Exercise details:
Check every line below for the word "content" and copy each one that has it.

Some records
==========

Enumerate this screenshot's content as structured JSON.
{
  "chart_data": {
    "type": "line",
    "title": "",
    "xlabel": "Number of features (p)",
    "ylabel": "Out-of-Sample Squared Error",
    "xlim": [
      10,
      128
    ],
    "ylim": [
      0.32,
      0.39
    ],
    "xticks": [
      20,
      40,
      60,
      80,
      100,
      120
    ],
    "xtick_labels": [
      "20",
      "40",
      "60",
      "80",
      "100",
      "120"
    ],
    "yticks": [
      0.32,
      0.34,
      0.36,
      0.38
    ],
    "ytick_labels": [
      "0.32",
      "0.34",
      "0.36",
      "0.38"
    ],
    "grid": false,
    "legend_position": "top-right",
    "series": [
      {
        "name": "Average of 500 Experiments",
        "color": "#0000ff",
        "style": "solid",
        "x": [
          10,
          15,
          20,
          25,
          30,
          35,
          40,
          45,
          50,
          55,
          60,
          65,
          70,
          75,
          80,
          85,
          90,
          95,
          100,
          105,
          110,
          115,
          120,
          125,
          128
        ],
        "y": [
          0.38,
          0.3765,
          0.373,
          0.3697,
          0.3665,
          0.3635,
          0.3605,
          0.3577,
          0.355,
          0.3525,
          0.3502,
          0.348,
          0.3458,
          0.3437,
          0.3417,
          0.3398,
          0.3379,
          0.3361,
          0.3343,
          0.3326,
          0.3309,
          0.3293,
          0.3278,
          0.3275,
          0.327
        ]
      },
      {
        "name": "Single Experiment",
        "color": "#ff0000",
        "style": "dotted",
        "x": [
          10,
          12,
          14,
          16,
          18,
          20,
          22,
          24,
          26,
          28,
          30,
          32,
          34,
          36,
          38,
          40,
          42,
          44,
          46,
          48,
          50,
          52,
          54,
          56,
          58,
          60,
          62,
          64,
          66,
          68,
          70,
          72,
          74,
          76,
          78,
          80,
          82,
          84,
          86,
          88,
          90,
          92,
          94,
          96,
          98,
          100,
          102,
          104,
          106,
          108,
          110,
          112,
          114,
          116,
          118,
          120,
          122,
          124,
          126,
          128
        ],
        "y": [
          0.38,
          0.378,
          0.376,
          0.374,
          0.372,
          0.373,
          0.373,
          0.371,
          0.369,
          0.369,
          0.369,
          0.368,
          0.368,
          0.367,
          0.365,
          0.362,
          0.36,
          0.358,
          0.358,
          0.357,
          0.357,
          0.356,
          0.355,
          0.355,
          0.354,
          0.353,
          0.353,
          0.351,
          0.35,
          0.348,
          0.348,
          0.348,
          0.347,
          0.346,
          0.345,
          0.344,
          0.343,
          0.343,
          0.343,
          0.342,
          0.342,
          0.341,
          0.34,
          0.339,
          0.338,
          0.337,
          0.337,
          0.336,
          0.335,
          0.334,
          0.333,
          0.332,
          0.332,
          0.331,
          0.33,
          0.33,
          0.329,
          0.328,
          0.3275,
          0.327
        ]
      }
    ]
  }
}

==========

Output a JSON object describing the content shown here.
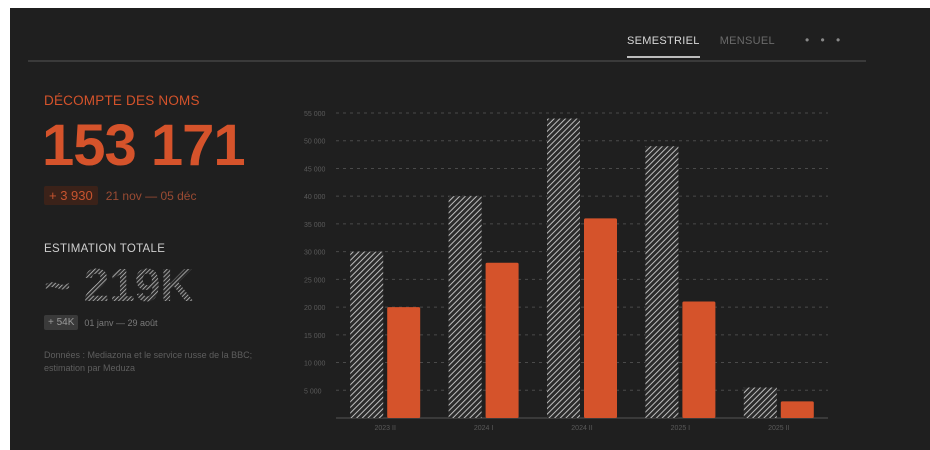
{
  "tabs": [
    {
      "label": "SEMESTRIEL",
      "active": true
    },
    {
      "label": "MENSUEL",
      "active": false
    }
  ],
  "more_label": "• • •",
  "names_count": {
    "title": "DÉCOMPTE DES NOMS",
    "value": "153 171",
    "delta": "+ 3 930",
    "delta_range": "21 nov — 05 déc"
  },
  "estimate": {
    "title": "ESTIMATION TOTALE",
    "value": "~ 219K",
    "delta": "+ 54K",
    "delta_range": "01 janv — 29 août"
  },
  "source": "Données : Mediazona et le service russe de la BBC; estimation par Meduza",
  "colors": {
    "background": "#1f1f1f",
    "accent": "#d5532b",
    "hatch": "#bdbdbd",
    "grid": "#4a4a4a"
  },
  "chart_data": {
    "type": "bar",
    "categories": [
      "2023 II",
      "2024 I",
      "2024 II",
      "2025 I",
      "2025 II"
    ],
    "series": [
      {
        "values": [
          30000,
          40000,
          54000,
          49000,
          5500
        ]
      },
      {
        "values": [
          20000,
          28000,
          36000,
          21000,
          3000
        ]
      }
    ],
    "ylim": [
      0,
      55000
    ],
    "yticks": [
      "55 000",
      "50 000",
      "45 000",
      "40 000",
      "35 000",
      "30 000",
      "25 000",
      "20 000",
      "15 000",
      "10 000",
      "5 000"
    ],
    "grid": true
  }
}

==========

Output below:
Enumerate this screenshot's content as structured JSON.
Output a JSON object describing the content shown here.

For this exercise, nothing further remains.